● **SELECTED EXCERPT**:
....................

Inspections, Compliance, Enforcement, and Criminal Investigations

CPG Sec. 560.200 Country of Origin Labeling


A statement of the country of origin on the labeling of imported foods is not required by the Federal Food, Drug, & Cosmetic Act. This is a requirement of the U.S. Customs *and Border Protection (CBP)* as authorized by the Tariff Act of 1930 and CPB regulations (19 USC 1304(a) and 19 CFR Part 134).

Repackers are required by *CBP* to mark containers of repackaged imports with the English name of the country of origin. In the event that further reprocessing or material added to the article in another country results in a "substantial transformation" of the product, the other country becomes the country of origin within the meaning of *CBP's* labeling requirements, 19 CFR 134.1(b) and 134.11. As a result of *CBP's* seizure actions and other regulatory follow-up involving imported shrimp that was peeled, deveined, and repacked in the United States and labeled as a product of the U.S. FDA received congressional, industry, and field inquiries regarding FDA's jurisdiction and policy on country of origin labeling for this product. *CBP* considers that peeling, deveining, and repacking is not a "substantial transformation" of the product, sufficient to permit the shrimp to be declared as a product of the U.S., within the meaning of *CBP's* laws and regulations.

....................

● **Dataset entries**:
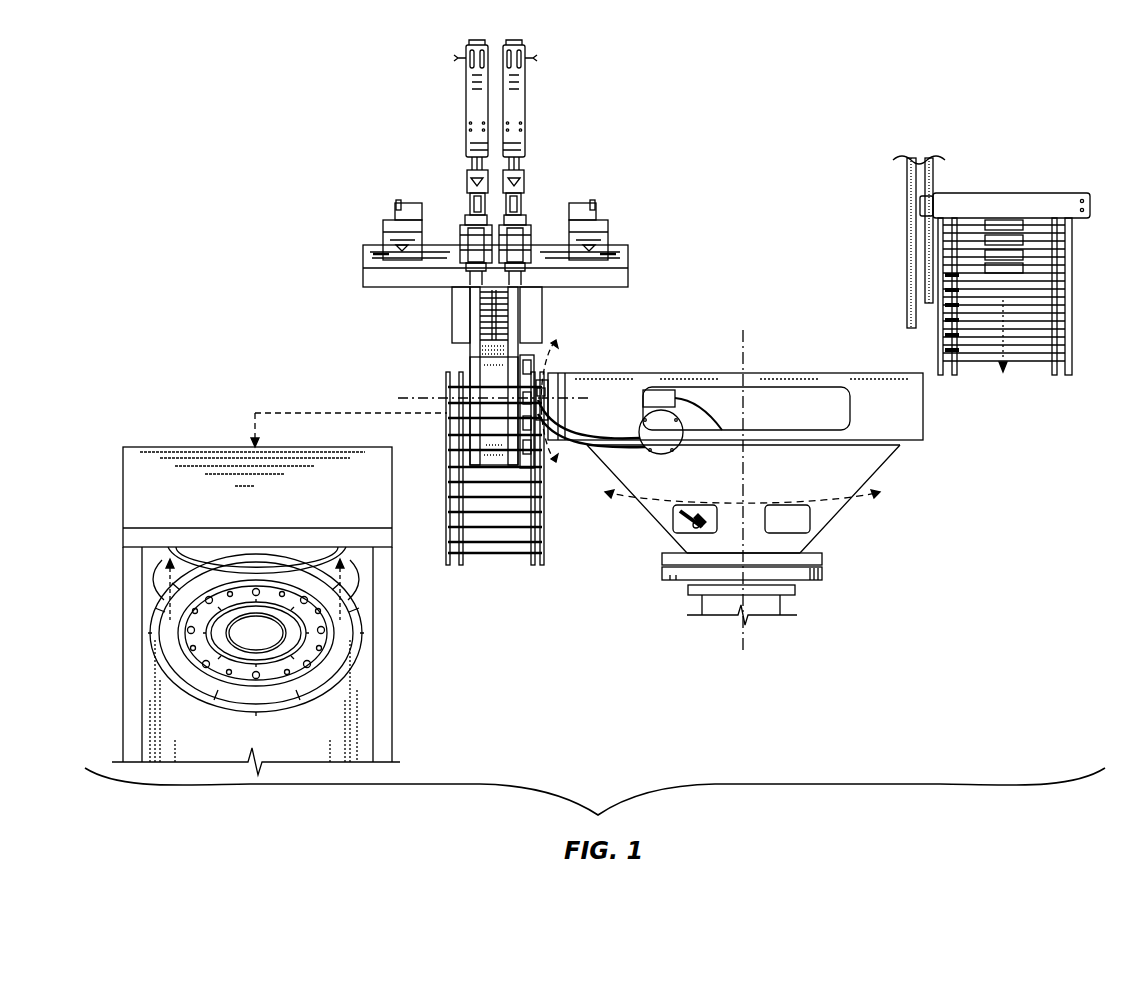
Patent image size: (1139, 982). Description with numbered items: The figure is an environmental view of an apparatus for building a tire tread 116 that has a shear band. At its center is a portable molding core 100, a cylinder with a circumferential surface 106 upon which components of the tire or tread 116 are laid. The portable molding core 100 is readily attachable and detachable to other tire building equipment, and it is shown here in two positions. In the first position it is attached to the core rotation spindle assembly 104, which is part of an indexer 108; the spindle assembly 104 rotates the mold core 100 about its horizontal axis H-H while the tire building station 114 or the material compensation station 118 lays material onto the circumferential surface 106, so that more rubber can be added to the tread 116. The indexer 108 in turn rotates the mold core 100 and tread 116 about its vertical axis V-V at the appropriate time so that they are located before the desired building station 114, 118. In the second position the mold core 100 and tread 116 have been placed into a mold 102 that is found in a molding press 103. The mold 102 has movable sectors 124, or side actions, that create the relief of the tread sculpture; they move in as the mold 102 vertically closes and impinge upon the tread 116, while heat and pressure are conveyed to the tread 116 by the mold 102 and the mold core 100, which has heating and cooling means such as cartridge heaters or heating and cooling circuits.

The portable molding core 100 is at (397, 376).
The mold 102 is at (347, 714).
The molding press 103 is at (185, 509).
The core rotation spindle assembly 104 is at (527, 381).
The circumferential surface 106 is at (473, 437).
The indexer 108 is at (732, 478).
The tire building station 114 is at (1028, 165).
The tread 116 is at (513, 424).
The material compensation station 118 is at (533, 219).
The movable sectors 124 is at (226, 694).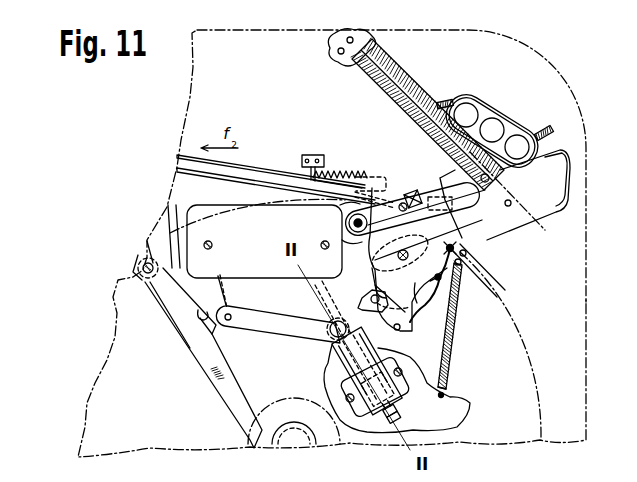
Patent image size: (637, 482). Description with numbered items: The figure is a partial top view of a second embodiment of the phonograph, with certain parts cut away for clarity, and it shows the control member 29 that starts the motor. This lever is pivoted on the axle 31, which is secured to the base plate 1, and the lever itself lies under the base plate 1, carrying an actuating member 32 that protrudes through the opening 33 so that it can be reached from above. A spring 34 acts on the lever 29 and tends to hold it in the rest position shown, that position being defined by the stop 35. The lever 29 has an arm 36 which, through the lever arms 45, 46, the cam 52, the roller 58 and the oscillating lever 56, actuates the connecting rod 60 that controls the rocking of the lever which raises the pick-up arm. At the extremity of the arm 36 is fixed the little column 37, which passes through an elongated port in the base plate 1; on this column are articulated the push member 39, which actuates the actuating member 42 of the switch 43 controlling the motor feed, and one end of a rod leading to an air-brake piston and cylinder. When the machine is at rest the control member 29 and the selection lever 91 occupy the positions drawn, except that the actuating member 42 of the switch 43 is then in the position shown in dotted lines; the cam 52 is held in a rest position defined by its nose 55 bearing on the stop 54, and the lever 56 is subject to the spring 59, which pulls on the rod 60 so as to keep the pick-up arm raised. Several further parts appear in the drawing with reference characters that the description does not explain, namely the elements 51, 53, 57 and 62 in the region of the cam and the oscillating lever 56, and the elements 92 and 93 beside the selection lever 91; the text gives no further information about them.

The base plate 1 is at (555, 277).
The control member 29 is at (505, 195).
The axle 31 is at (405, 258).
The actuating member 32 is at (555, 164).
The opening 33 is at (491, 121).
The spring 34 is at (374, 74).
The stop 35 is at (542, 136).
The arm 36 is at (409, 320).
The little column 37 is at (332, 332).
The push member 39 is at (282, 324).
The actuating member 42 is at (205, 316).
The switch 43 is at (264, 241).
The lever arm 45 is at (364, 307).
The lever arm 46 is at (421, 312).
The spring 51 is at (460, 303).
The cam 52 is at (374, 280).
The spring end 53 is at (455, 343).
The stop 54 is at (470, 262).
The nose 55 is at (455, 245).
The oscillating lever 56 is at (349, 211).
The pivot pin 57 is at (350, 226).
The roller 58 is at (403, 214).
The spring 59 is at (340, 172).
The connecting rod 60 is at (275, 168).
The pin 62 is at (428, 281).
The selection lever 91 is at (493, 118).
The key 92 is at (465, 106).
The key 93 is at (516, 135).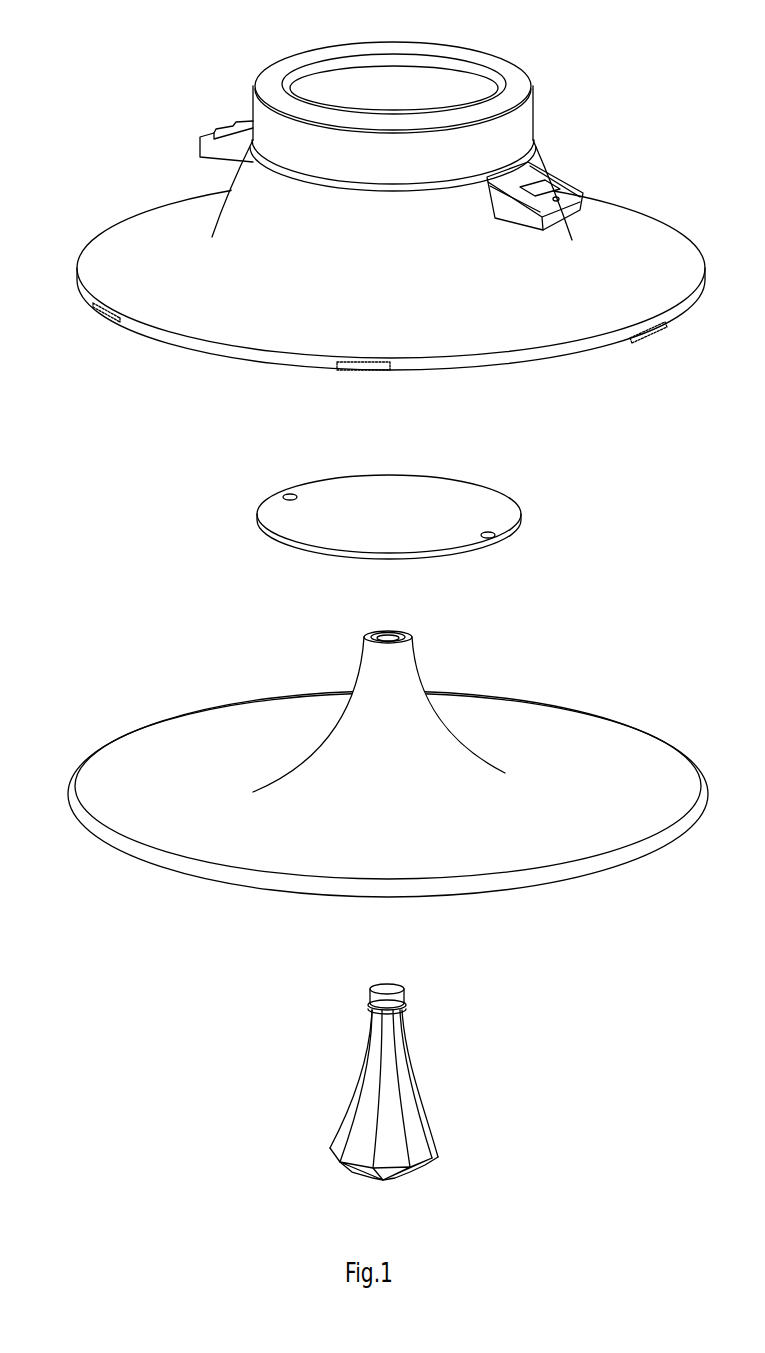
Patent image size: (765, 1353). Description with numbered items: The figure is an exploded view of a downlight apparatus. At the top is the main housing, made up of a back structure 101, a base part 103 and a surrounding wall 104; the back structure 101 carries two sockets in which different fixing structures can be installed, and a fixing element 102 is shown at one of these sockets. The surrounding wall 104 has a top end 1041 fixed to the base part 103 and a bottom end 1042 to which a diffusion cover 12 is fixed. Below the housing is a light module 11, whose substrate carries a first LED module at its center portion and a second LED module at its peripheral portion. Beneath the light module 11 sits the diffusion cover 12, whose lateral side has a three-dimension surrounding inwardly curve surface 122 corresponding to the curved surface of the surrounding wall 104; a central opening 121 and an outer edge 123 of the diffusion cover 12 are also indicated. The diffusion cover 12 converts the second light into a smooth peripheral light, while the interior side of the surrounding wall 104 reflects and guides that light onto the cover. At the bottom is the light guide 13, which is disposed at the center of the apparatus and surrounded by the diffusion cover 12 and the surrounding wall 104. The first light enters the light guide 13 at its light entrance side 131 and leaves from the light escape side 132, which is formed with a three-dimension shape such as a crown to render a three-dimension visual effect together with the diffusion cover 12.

....................

● **WHAT YOU WILL DO**:
**1.** Reproduce word for word the part of the country of origin labeling text that opens with the words containing "CPG Sec. 560.200" and closes with "CFR Part 134).".
**2.** According to the country of origin labeling text, why can't imported shrimp that was peeled, deveined, and repacked in the United States be declared a product of the U.S.?
Work from the country of origin labeling text only.

● **EXERCISE SOLUTIONS**:
**1.**
CPG Sec. 560.200 Country of Origin Labeling


A statement of the country of origin on the labeling of imported foods is not required by the Federal Food, Drug, & Cosmetic Act. This is a requirement of the U.S. Customs *and Border Protection (CBP)* as authorized by the Tariff Act of 1930 and CPB regulations (19 USC 1304(a) and 19 CFR Part 134).

**2.** Under CBP's labeling requirements, a different country becomes the country of origin only when reprocessing or material added there results in a "substantial transformation" of the product. CBP considers that peeling, deveining, and repacking are not a substantial transformation. The shrimp therefore cannot be declared a product of the U.S.